**Rows:**

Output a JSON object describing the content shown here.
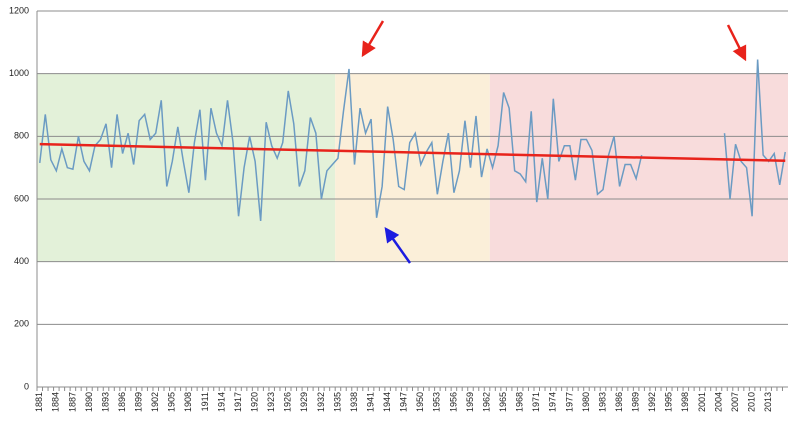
{
  "chart_data": {
    "type": "line",
    "categories": [
      "1881",
      null,
      null,
      "1884",
      null,
      null,
      "1887",
      null,
      null,
      "1890",
      null,
      null,
      "1893",
      null,
      null,
      "1896",
      null,
      null,
      "1899",
      null,
      null,
      "1902",
      null,
      null,
      "1905",
      null,
      null,
      "1908",
      null,
      null,
      "1911",
      null,
      null,
      "1914",
      null,
      null,
      "1917",
      null,
      null,
      "1920",
      null,
      null,
      "1923",
      null,
      null,
      "1926",
      null,
      null,
      "1929",
      null,
      null,
      "1932",
      null,
      null,
      "1935",
      null,
      null,
      "1938",
      null,
      null,
      "1941",
      null,
      null,
      "1944",
      null,
      null,
      "1947",
      null,
      null,
      "1950",
      null,
      null,
      "1953",
      null,
      null,
      "1956",
      null,
      null,
      "1959",
      null,
      null,
      "1962",
      null,
      null,
      "1965",
      null,
      null,
      "1968",
      null,
      null,
      "1971",
      null,
      null,
      "1974",
      null,
      null,
      "1977",
      null,
      null,
      "1980",
      null,
      null,
      "1983",
      null,
      null,
      "1986",
      null,
      null,
      "1989",
      null,
      null,
      "1992",
      null,
      null,
      "1995",
      null,
      null,
      "1998",
      null,
      null,
      "2001",
      null,
      null,
      "2004",
      null,
      null,
      "2007",
      null,
      null,
      "2010",
      null,
      null,
      "2013",
      null,
      null,
      null
    ],
    "series": [
      {
        "color": "#6b9bc3",
        "values": [
          715,
          870,
          725,
          690,
          760,
          700,
          695,
          800,
          720,
          690,
          770,
          790,
          840,
          700,
          870,
          745,
          810,
          710,
          850,
          870,
          790,
          810,
          915,
          640,
          720,
          830,
          720,
          620,
          780,
          885,
          660,
          890,
          810,
          770,
          915,
          780,
          545,
          700,
          800,
          720,
          530,
          845,
          770,
          730,
          780,
          945,
          840,
          640,
          690,
          860,
          810,
          600,
          690,
          710,
          730,
          880,
          1015,
          710,
          890,
          810,
          855,
          540,
          640,
          895,
          790,
          640,
          630,
          780,
          810,
          710,
          750,
          780,
          615,
          720,
          810,
          620,
          690,
          850,
          700,
          865,
          670,
          760,
          700,
          770,
          940,
          890,
          690,
          680,
          655,
          880,
          590,
          730,
          600,
          920,
          720,
          770,
          770,
          660,
          790,
          790,
          755,
          615,
          630,
          740,
          800,
          640,
          710,
          710,
          665,
          740,
          null,
          null,
          null,
          null,
          null,
          null,
          null,
          null,
          null,
          null,
          null,
          null,
          null,
          null,
          810,
          600,
          775,
          720,
          700,
          545,
          1045,
          740,
          720,
          745,
          645,
          750
        ]
      }
    ],
    "trend": {
      "color": "#e8231b",
      "values": [
        775,
        722
      ]
    },
    "bands": [
      {
        "from": 0,
        "to": 54,
        "y": [
          400,
          1000
        ],
        "color": "#e3f1d9"
      },
      {
        "from": 54,
        "to": 82,
        "y": [
          400,
          1000
        ],
        "color": "#fbefd9"
      },
      {
        "from": 82,
        "to": 136,
        "y": [
          400,
          1000
        ],
        "color": "#f8dcdc"
      }
    ],
    "ylim": [
      0,
      1200
    ],
    "yticks": [
      0,
      200,
      400,
      600,
      800,
      1000,
      1200
    ],
    "grid": true
  }
}
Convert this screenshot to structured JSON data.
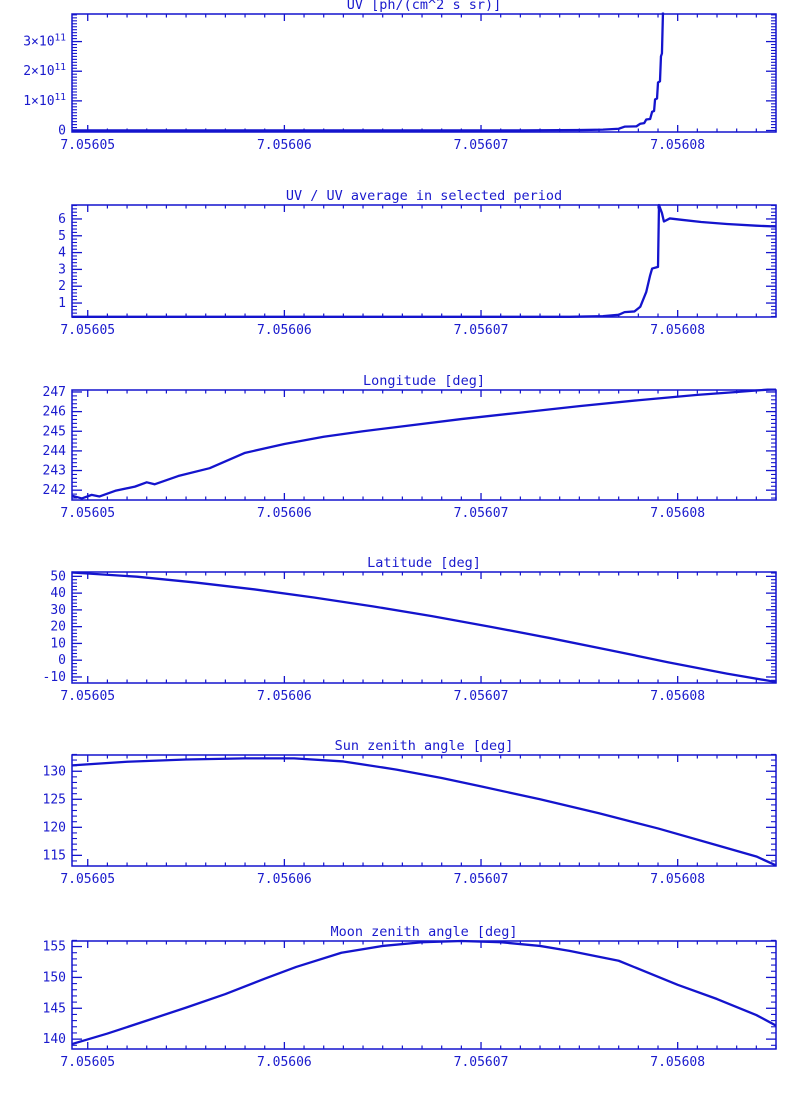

**Exercise:** Omitting all images, print the listing exactly.

**Exercise answer:**
Output a JSON object describing the content shown here.
{
  "chart_data": {
    "type": "line",
    "categories": [
      "1881",
      null,
      null,
      "1884",
      null,
      null,
      "1887",
      null,
      null,
      "1890",
      null,
      null,
      "1893",
      null,
      null,
      "1896",
      null,
      null,
      "1899",
      null,
      null,
      "1902",
      null,
      null,
      "1905",
      null,
      null,
      "1908",
      null,
      null,
      "1911",
      null,
      null,
      "1914",
      null,
      null,
      "1917",
      null,
      null,
      "1920",
      null,
      null,
      "1923",
      null,
      null,
      "1926",
      null,
      null,
      "1929",
      null,
      null,
      "1932",
      null,
      null,
      "1935",
      null,
      null,
      "1938",
      null,
      null,
      "1941",
      null,
      null,
      "1944",
      null,
      null,
      "1947",
      null,
      null,
      "1950",
      null,
      null,
      "1953",
      null,
      null,
      "1956",
      null,
      null,
      "1959",
      null,
      null,
      "1962",
      null,
      null,
      "1965",
      null,
      null,
      "1968",
      null,
      null,
      "1971",
      null,
      null,
      "1974",
      null,
      null,
      "1977",
      null,
      null,
      "1980",
      null,
      null,
      "1983",
      null,
      null,
      "1986",
      null,
      null,
      "1989",
      null,
      null,
      "1992",
      null,
      null,
      "1995",
      null,
      null,
      "1998",
      null,
      null,
      "2001",
      null,
      null,
      "2004",
      null,
      null,
      "2007",
      null,
      null,
      "2010",
      null,
      null,
      "2013",
      null,
      null,
      null
    ],
    "series": [
      {
        "color": "#6b9bc3",
        "values": [
          715,
          870,
          725,
          690,
          760,
          700,
          695,
          800,
          720,
          690,
          770,
          790,
          840,
          700,
          870,
          745,
          810,
          710,
          850,
          870,
          790,
          810,
          915,
          640,
          720,
          830,
          720,
          620,
          780,
          885,
          660,
          890,
          810,
          770,
          915,
          780,
          545,
          700,
          800,
          720,
          530,
          845,
          770,
          730,
          780,
          945,
          840,
          640,
          690,
          860,
          810,
          600,
          690,
          710,
          730,
          880,
          1015,
          710,
          890,
          810,
          855,
          540,
          640,
          895,
          790,
          640,
          630,
          780,
          810,
          710,
          750,
          780,
          615,
          720,
          810,
          620,
          690,
          850,
          700,
          865,
          670,
          760,
          700,
          770,
          940,
          890,
          690,
          680,
          655,
          880,
          590,
          730,
          600,
          920,
          720,
          770,
          770,
          660,
          790,
          790,
          755,
          615,
          630,
          740,
          800,
          640,
          710,
          710,
          665,
          740,
          null,
          null,
          null,
          null,
          null,
          null,
          null,
          null,
          null,
          null,
          null,
          null,
          null,
          null,
          810,
          600,
          775,
          720,
          700,
          545,
          1045,
          740,
          720,
          745,
          645,
          750
        ]
      }
    ],
    "trend": {
      "color": "#e8231b",
      "values": [
        775,
        722
      ]
    },
    "bands": [
      {
        "from": 0,
        "to": 54,
        "y": [
          400,
          1000
        ],
        "color": "#e3f1d9"
      },
      {
        "from": 54,
        "to": 82,
        "y": [
          400,
          1000
        ],
        "color": "#fbefd9"
      },
      {
        "from": 82,
        "to": 136,
        "y": [
          400,
          1000
        ],
        "color": "#f8dcdc"
      }
    ],
    "ylim": [
      0,
      1200
    ],
    "yticks": [
      0,
      200,
      400,
      600,
      800,
      1000,
      1200
    ],
    "grid": true
  }
}
Convert this screenshot to structured JSON data.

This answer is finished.